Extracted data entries
------------------------------------------------------------

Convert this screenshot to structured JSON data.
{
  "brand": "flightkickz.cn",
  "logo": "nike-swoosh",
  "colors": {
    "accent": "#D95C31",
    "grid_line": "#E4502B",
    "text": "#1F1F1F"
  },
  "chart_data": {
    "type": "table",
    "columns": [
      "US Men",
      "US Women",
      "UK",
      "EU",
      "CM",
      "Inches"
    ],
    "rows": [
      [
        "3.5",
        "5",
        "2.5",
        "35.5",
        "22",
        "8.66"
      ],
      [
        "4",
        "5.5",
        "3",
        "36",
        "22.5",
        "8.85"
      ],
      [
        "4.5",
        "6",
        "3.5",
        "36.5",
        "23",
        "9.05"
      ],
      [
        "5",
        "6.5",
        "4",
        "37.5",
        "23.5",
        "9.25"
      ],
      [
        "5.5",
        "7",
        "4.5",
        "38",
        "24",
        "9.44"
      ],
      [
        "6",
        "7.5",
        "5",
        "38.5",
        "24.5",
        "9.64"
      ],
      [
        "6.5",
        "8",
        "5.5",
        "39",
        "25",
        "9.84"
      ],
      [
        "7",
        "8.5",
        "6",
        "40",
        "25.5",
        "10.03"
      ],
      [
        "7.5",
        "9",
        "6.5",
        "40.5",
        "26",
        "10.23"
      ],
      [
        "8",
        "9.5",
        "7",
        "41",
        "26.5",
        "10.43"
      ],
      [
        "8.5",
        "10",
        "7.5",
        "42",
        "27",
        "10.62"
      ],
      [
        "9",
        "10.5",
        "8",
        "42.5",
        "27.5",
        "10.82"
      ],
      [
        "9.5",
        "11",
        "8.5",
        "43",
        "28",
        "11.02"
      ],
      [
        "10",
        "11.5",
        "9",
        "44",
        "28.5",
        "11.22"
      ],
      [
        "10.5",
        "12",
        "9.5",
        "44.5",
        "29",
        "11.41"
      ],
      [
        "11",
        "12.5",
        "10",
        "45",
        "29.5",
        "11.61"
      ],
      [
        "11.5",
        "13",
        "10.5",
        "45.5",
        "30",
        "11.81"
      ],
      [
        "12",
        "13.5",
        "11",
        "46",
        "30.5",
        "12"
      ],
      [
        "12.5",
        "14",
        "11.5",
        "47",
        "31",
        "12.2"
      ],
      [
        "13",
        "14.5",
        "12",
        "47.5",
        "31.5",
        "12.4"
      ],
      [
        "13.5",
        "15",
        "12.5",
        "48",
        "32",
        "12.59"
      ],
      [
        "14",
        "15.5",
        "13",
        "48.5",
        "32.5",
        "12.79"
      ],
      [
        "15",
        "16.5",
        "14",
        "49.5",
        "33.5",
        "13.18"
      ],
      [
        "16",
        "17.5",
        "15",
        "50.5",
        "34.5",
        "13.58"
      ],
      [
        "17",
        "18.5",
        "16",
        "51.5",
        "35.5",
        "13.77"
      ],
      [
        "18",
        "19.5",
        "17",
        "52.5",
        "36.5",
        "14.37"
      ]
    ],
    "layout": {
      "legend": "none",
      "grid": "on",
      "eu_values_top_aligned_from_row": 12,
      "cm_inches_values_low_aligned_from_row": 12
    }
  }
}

------------------------------------------------------------

Each line of the listing should be echoed back exactly.

Convert this screenshot to structured JSON data.
{
  "brand": "flightkickz.cn",
  "logo": "nike-swoosh",
  "colors": {
    "accent": "#D95C31",
    "grid_line": "#E4502B",
    "text": "#1F1F1F"
  },
  "chart_data": {
    "type": "table",
    "columns": [
      "US Men",
      "US Women",
      "UK",
      "EU",
      "CM",
      "Inches"
    ],
    "rows": [
      [
        "3.5",
        "5",
        "2.5",
        "35.5",
        "22",
        "8.66"
      ],
      [
        "4",
        "5.5",
        "3",
        "36",
        "22.5",
        "8.85"
      ],
      [
        "4.5",
        "6",
        "3.5",
        "36.5",
        "23",
        "9.05"
      ],
      [
        "5",
        "6.5",
        "4",
        "37.5",
        "23.5",
        "9.25"
      ],
      [
        "5.5",
        "7",
        "4.5",
        "38",
        "24",
        "9.44"
      ],
      [
        "6",
        "7.5",
        "5",
        "38.5",
        "24.5",
        "9.64"
      ],
      [
        "6.5",
        "8",
        "5.5",
        "39",
        "25",
        "9.84"
      ],
      [
        "7",
        "8.5",
        "6",
        "40",
        "25.5",
        "10.03"
      ],
      [
        "7.5",
        "9",
        "6.5",
        "40.5",
        "26",
        "10.23"
      ],
      [
        "8",
        "9.5",
        "7",
        "41",
        "26.5",
        "10.43"
      ],
      [
        "8.5",
        "10",
        "7.5",
        "42",
        "27",
        "10.62"
      ],
      [
        "9",
        "10.5",
        "8",
        "42.5",
        "27.5",
        "10.82"
      ],
      [
        "9.5",
        "11",
        "8.5",
        "43",
        "28",
        "11.02"
      ],
      [
        "10",
        "11.5",
        "9",
        "44",
        "28.5",
        "11.22"
      ],
      [
        "10.5",
        "12",
        "9.5",
        "44.5",
        "29",
        "11.41"
      ],
      [
        "11",
        "12.5",
        "10",
        "45",
        "29.5",
        "11.61"
      ],
      [
        "11.5",
        "13",
        "10.5",
        "45.5",
        "30",
        "11.81"
      ],
      [
        "12",
        "13.5",
        "11",
        "46",
        "30.5",
        "12"
      ],
      [
        "12.5",
        "14",
        "11.5",
        "47",
        "31",
        "12.2"
      ],
      [
        "13",
        "14.5",
        "12",
        "47.5",
        "31.5",
        "12.4"
      ],
      [
        "13.5",
        "15",
        "12.5",
        "48",
        "32",
        "12.59"
      ],
      [
        "14",
        "15.5",
        "13",
        "48.5",
        "32.5",
        "12.79"
      ],
      [
        "15",
        "16.5",
        "14",
        "49.5",
        "33.5",
        "13.18"
      ],
      [
        "16",
        "17.5",
        "15",
        "50.5",
        "34.5",
        "13.58"
      ],
      [
        "17",
        "18.5",
        "16",
        "51.5",
        "35.5",
        "13.77"
      ],
      [
        "18",
        "19.5",
        "17",
        "52.5",
        "36.5",
        "14.37"
      ]
    ],
    "layout": {
      "legend": "none",
      "grid": "on",
      "eu_values_top_aligned_from_row": 12,
      "cm_inches_values_low_aligned_from_row": 12
    }
  }
}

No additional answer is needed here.